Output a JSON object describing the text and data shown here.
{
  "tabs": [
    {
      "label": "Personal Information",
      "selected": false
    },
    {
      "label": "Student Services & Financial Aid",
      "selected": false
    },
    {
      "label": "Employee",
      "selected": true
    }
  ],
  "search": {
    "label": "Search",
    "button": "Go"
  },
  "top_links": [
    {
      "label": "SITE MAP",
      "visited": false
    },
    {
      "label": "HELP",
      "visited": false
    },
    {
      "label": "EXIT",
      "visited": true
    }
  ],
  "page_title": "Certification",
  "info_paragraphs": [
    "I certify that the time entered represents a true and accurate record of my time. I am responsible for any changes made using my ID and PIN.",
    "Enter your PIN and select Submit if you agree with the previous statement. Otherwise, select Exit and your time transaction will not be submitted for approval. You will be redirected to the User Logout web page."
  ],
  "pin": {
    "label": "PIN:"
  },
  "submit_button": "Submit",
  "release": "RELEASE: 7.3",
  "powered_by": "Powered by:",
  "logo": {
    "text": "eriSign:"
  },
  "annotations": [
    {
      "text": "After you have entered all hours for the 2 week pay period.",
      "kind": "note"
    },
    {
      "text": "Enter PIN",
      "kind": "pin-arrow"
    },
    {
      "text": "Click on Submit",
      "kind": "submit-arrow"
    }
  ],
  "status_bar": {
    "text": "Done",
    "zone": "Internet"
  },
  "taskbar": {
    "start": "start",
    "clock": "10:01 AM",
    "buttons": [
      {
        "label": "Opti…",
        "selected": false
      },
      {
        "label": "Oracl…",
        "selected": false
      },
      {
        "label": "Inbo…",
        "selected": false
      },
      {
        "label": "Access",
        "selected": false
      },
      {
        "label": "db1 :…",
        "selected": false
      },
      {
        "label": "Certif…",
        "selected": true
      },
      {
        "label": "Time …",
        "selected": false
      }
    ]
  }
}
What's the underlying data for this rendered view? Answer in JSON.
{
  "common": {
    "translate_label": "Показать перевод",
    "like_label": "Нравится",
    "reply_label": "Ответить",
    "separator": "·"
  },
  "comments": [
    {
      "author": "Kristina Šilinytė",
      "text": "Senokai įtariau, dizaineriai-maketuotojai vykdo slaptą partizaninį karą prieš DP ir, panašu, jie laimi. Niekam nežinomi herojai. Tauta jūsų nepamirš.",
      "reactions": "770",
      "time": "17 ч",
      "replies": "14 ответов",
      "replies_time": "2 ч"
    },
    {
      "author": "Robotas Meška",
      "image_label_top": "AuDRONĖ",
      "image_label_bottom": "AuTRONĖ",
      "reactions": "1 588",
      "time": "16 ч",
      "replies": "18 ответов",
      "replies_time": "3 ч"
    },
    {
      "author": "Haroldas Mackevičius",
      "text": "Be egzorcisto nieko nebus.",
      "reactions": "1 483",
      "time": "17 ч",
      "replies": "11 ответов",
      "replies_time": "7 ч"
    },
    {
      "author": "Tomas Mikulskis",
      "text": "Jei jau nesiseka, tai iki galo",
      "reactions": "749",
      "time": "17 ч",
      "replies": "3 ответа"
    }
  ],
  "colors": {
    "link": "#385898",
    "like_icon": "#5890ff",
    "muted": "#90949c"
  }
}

Work to be completed - The records above should be repeated in full, exactly as given.

Response to this task -
Output a JSON object describing the text and data shown here.
{
  "tabs": [
    {
      "label": "Personal Information",
      "selected": false
    },
    {
      "label": "Student Services & Financial Aid",
      "selected": false
    },
    {
      "label": "Employee",
      "selected": true
    }
  ],
  "search": {
    "label": "Search",
    "button": "Go"
  },
  "top_links": [
    {
      "label": "SITE MAP",
      "visited": false
    },
    {
      "label": "HELP",
      "visited": false
    },
    {
      "label": "EXIT",
      "visited": true
    }
  ],
  "page_title": "Certification",
  "info_paragraphs": [
    "I certify that the time entered represents a true and accurate record of my time. I am responsible for any changes made using my ID and PIN.",
    "Enter your PIN and select Submit if you agree with the previous statement. Otherwise, select Exit and your time transaction will not be submitted for approval. You will be redirected to the User Logout web page."
  ],
  "pin": {
    "label": "PIN:"
  },
  "submit_button": "Submit",
  "release": "RELEASE: 7.3",
  "powered_by": "Powered by:",
  "logo": {
    "text": "eriSign:"
  },
  "annotations": [
    {
      "text": "After you have entered all hours for the 2 week pay period.",
      "kind": "note"
    },
    {
      "text": "Enter PIN",
      "kind": "pin-arrow"
    },
    {
      "text": "Click on Submit",
      "kind": "submit-arrow"
    }
  ],
  "status_bar": {
    "text": "Done",
    "zone": "Internet"
  },
  "taskbar": {
    "start": "start",
    "clock": "10:01 AM",
    "buttons": [
      {
        "label": "Opti…",
        "selected": false
      },
      {
        "label": "Oracl…",
        "selected": false
      },
      {
        "label": "Inbo…",
        "selected": false
      },
      {
        "label": "Access",
        "selected": false
      },
      {
        "label": "db1 :…",
        "selected": false
      },
      {
        "label": "Certif…",
        "selected": true
      },
      {
        "label": "Time …",
        "selected": false
      }
    ]
  }
}
What's the underlying data for this rendered view? Answer in JSON.
{
  "common": {
    "translate_label": "Показать перевод",
    "like_label": "Нравится",
    "reply_label": "Ответить",
    "separator": "·"
  },
  "comments": [
    {
      "author": "Kristina Šilinytė",
      "text": "Senokai įtariau, dizaineriai-maketuotojai vykdo slaptą partizaninį karą prieš DP ir, panašu, jie laimi. Niekam nežinomi herojai. Tauta jūsų nepamirš.",
      "reactions": "770",
      "time": "17 ч",
      "replies": "14 ответов",
      "replies_time": "2 ч"
    },
    {
      "author": "Robotas Meška",
      "image_label_top": "AuDRONĖ",
      "image_label_bottom": "AuTRONĖ",
      "reactions": "1 588",
      "time": "16 ч",
      "replies": "18 ответов",
      "replies_time": "3 ч"
    },
    {
      "author": "Haroldas Mackevičius",
      "text": "Be egzorcisto nieko nebus.",
      "reactions": "1 483",
      "time": "17 ч",
      "replies": "11 ответов",
      "replies_time": "7 ч"
    },
    {
      "author": "Tomas Mikulskis",
      "text": "Jei jau nesiseka, tai iki galo",
      "reactions": "749",
      "time": "17 ч",
      "replies": "3 ответа"
    }
  ],
  "colors": {
    "link": "#385898",
    "like_icon": "#5890ff",
    "muted": "#90949c"
  }
}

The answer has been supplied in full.